(Records from a collection of figures)
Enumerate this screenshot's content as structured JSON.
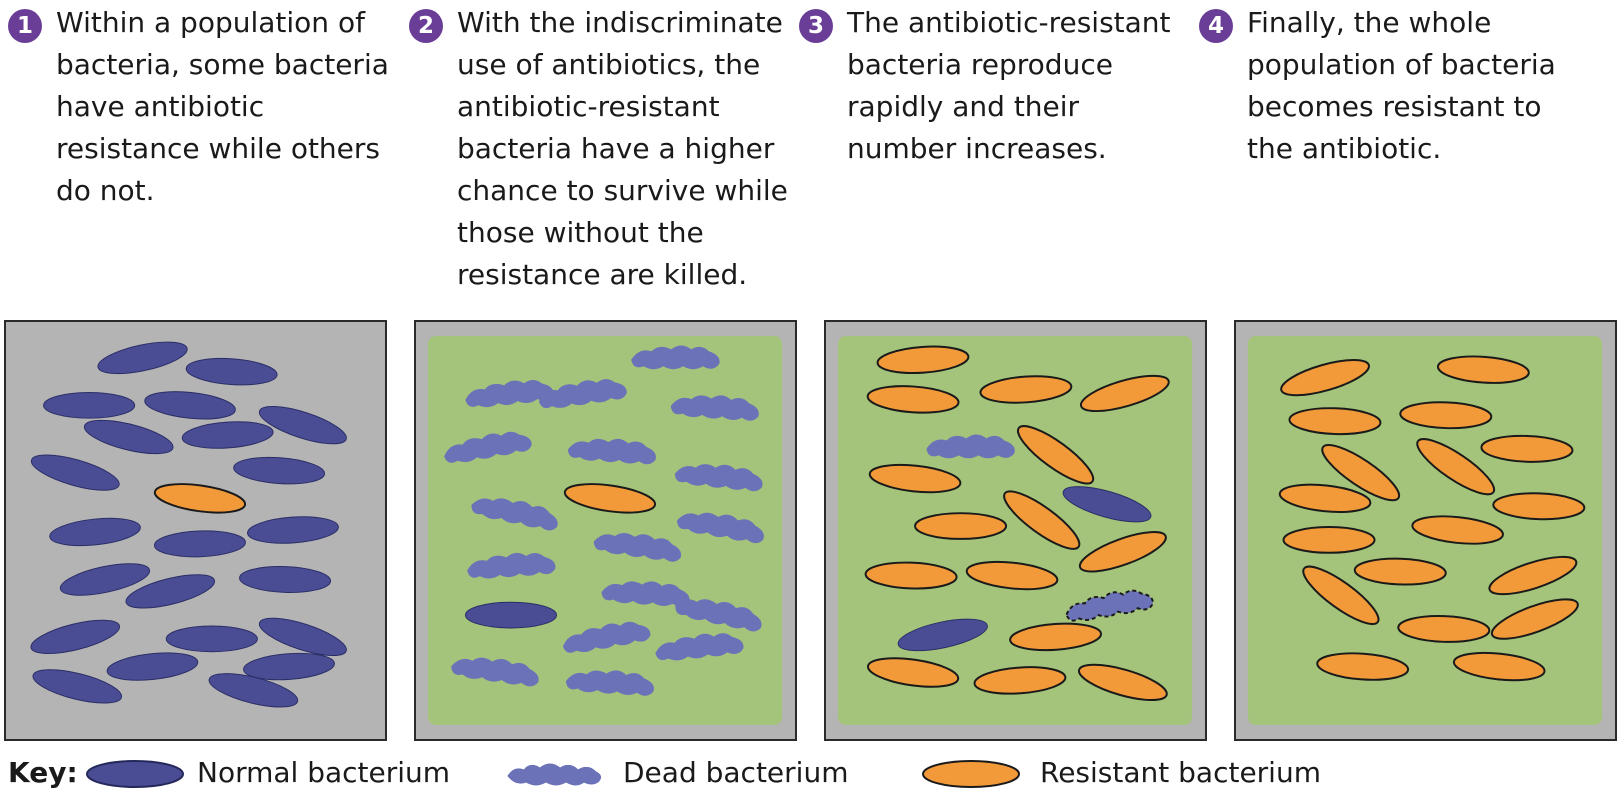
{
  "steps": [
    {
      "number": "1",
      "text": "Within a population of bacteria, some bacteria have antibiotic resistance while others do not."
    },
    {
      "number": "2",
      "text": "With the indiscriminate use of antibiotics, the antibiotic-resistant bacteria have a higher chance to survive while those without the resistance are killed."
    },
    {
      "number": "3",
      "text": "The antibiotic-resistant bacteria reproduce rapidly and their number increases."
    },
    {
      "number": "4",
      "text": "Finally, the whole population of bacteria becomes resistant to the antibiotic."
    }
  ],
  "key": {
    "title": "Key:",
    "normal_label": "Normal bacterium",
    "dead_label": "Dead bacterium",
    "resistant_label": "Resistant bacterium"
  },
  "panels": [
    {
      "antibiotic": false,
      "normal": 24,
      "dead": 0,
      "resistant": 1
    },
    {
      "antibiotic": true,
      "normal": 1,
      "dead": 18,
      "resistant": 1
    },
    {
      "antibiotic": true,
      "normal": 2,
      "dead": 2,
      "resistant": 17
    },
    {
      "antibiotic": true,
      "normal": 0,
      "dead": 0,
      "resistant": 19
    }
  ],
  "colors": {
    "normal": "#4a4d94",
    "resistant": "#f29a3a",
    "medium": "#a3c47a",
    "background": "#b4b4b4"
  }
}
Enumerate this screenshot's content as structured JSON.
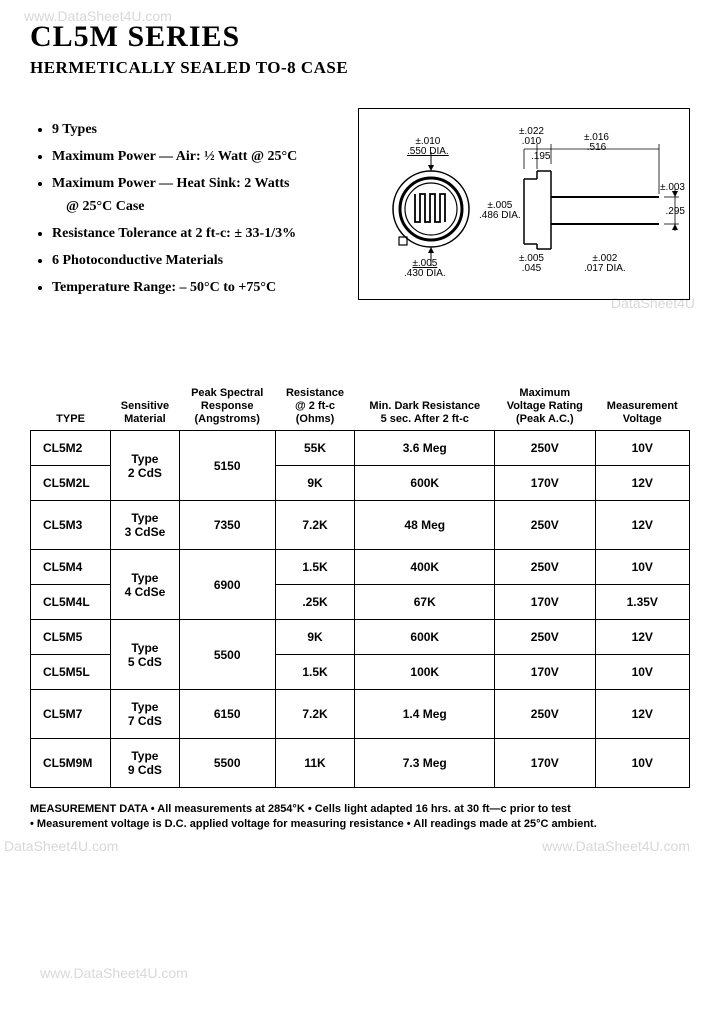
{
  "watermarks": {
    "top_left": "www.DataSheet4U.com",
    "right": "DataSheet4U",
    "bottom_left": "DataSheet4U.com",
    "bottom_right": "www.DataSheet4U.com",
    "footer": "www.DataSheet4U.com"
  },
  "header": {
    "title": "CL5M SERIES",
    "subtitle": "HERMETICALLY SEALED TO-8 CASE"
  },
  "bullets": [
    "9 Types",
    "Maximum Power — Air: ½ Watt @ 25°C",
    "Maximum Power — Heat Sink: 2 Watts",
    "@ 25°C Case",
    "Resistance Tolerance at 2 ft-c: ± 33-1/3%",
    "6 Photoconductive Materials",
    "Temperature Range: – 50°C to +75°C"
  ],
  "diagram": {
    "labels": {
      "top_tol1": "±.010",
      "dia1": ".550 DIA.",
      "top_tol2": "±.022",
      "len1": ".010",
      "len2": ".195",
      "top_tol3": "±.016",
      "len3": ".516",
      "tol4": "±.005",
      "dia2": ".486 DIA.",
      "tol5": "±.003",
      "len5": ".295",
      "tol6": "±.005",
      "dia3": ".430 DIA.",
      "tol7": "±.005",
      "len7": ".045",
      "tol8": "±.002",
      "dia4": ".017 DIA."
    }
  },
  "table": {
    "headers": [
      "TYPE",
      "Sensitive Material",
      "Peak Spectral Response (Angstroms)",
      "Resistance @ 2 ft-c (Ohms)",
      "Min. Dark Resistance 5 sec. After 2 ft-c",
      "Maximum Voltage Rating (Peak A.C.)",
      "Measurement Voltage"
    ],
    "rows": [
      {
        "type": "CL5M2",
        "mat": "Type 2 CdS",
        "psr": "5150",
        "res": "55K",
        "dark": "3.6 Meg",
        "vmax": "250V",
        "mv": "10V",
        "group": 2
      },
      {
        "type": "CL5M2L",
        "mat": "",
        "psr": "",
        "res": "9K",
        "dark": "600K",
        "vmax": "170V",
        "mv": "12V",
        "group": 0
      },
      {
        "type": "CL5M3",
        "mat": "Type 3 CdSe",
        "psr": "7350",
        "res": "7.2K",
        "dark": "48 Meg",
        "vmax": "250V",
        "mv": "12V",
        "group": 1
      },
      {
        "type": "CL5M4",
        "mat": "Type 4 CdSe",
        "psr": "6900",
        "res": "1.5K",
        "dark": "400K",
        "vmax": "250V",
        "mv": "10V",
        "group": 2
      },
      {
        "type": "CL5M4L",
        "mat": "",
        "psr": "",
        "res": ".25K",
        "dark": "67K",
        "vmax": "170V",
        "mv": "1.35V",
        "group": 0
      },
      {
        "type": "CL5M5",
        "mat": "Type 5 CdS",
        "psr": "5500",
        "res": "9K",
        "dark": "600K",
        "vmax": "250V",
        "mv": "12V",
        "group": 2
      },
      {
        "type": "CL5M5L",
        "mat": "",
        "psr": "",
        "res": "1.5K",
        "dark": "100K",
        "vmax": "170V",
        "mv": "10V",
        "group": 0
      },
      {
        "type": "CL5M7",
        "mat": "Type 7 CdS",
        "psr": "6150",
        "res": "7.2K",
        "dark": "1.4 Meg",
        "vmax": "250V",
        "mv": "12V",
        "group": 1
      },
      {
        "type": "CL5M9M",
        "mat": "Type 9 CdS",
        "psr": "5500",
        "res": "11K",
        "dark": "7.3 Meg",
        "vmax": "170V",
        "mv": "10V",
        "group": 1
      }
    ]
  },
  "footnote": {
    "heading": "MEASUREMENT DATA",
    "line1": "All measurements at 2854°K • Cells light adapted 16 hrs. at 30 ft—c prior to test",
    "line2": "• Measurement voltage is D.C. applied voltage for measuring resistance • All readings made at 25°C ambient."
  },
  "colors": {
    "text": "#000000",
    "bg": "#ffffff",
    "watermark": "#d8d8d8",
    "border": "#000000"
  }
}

**DIRECTIONS**
Repeat the data exactly. Pictures should not appear.

**RESPONSE**
Enumerate this screenshot's content as structured JSON.
{
  "steps": [
    {
      "number": "1",
      "text": "Within a population of bacteria, some bacteria have antibiotic resistance while others do not."
    },
    {
      "number": "2",
      "text": "With the indiscriminate use of antibiotics, the antibiotic-resistant bacteria have a higher chance to survive while those without the resistance are killed."
    },
    {
      "number": "3",
      "text": "The antibiotic-resistant bacteria reproduce rapidly and their number increases."
    },
    {
      "number": "4",
      "text": "Finally, the whole population of bacteria becomes resistant to the antibiotic."
    }
  ],
  "key": {
    "title": "Key:",
    "normal_label": "Normal bacterium",
    "dead_label": "Dead bacterium",
    "resistant_label": "Resistant bacterium"
  },
  "panels": [
    {
      "antibiotic": false,
      "normal": 24,
      "dead": 0,
      "resistant": 1
    },
    {
      "antibiotic": true,
      "normal": 1,
      "dead": 18,
      "resistant": 1
    },
    {
      "antibiotic": true,
      "normal": 2,
      "dead": 2,
      "resistant": 17
    },
    {
      "antibiotic": true,
      "normal": 0,
      "dead": 0,
      "resistant": 19
    }
  ],
  "colors": {
    "normal": "#4a4d94",
    "resistant": "#f29a3a",
    "medium": "#a3c47a",
    "background": "#b4b4b4"
  }
}
Enumerate this screenshot's content as structured JSON.
{
  "watermarks": {
    "top_left": "www.DataSheet4U.com",
    "right": "DataSheet4U",
    "bottom_left": "DataSheet4U.com",
    "bottom_right": "www.DataSheet4U.com",
    "footer": "www.DataSheet4U.com"
  },
  "header": {
    "title": "CL5M SERIES",
    "subtitle": "HERMETICALLY SEALED TO-8 CASE"
  },
  "bullets": [
    "9 Types",
    "Maximum Power — Air: ½ Watt @ 25°C",
    "Maximum Power — Heat Sink: 2 Watts",
    "@ 25°C Case",
    "Resistance Tolerance at 2 ft-c: ± 33-1/3%",
    "6 Photoconductive Materials",
    "Temperature Range: – 50°C to +75°C"
  ],
  "diagram": {
    "labels": {
      "top_tol1": "±.010",
      "dia1": ".550 DIA.",
      "top_tol2": "±.022",
      "len1": ".010",
      "len2": ".195",
      "top_tol3": "±.016",
      "len3": ".516",
      "tol4": "±.005",
      "dia2": ".486 DIA.",
      "tol5": "±.003",
      "len5": ".295",
      "tol6": "±.005",
      "dia3": ".430 DIA.",
      "tol7": "±.005",
      "len7": ".045",
      "tol8": "±.002",
      "dia4": ".017 DIA."
    }
  },
  "table": {
    "headers": [
      "TYPE",
      "Sensitive Material",
      "Peak Spectral Response (Angstroms)",
      "Resistance @ 2 ft-c (Ohms)",
      "Min. Dark Resistance 5 sec. After 2 ft-c",
      "Maximum Voltage Rating (Peak A.C.)",
      "Measurement Voltage"
    ],
    "rows": [
      {
        "type": "CL5M2",
        "mat": "Type 2 CdS",
        "psr": "5150",
        "res": "55K",
        "dark": "3.6 Meg",
        "vmax": "250V",
        "mv": "10V",
        "group": 2
      },
      {
        "type": "CL5M2L",
        "mat": "",
        "psr": "",
        "res": "9K",
        "dark": "600K",
        "vmax": "170V",
        "mv": "12V",
        "group": 0
      },
      {
        "type": "CL5M3",
        "mat": "Type 3 CdSe",
        "psr": "7350",
        "res": "7.2K",
        "dark": "48 Meg",
        "vmax": "250V",
        "mv": "12V",
        "group": 1
      },
      {
        "type": "CL5M4",
        "mat": "Type 4 CdSe",
        "psr": "6900",
        "res": "1.5K",
        "dark": "400K",
        "vmax": "250V",
        "mv": "10V",
        "group": 2
      },
      {
        "type": "CL5M4L",
        "mat": "",
        "psr": "",
        "res": ".25K",
        "dark": "67K",
        "vmax": "170V",
        "mv": "1.35V",
        "group": 0
      },
      {
        "type": "CL5M5",
        "mat": "Type 5 CdS",
        "psr": "5500",
        "res": "9K",
        "dark": "600K",
        "vmax": "250V",
        "mv": "12V",
        "group": 2
      },
      {
        "type": "CL5M5L",
        "mat": "",
        "psr": "",
        "res": "1.5K",
        "dark": "100K",
        "vmax": "170V",
        "mv": "10V",
        "group": 0
      },
      {
        "type": "CL5M7",
        "mat": "Type 7 CdS",
        "psr": "6150",
        "res": "7.2K",
        "dark": "1.4 Meg",
        "vmax": "250V",
        "mv": "12V",
        "group": 1
      },
      {
        "type": "CL5M9M",
        "mat": "Type 9 CdS",
        "psr": "5500",
        "res": "11K",
        "dark": "7.3 Meg",
        "vmax": "170V",
        "mv": "10V",
        "group": 1
      }
    ]
  },
  "footnote": {
    "heading": "MEASUREMENT DATA",
    "line1": "All measurements at 2854°K • Cells light adapted 16 hrs. at 30 ft—c prior to test",
    "line2": "• Measurement voltage is D.C. applied voltage for measuring resistance • All readings made at 25°C ambient."
  },
  "colors": {
    "text": "#000000",
    "bg": "#ffffff",
    "watermark": "#d8d8d8",
    "border": "#000000"
  }
}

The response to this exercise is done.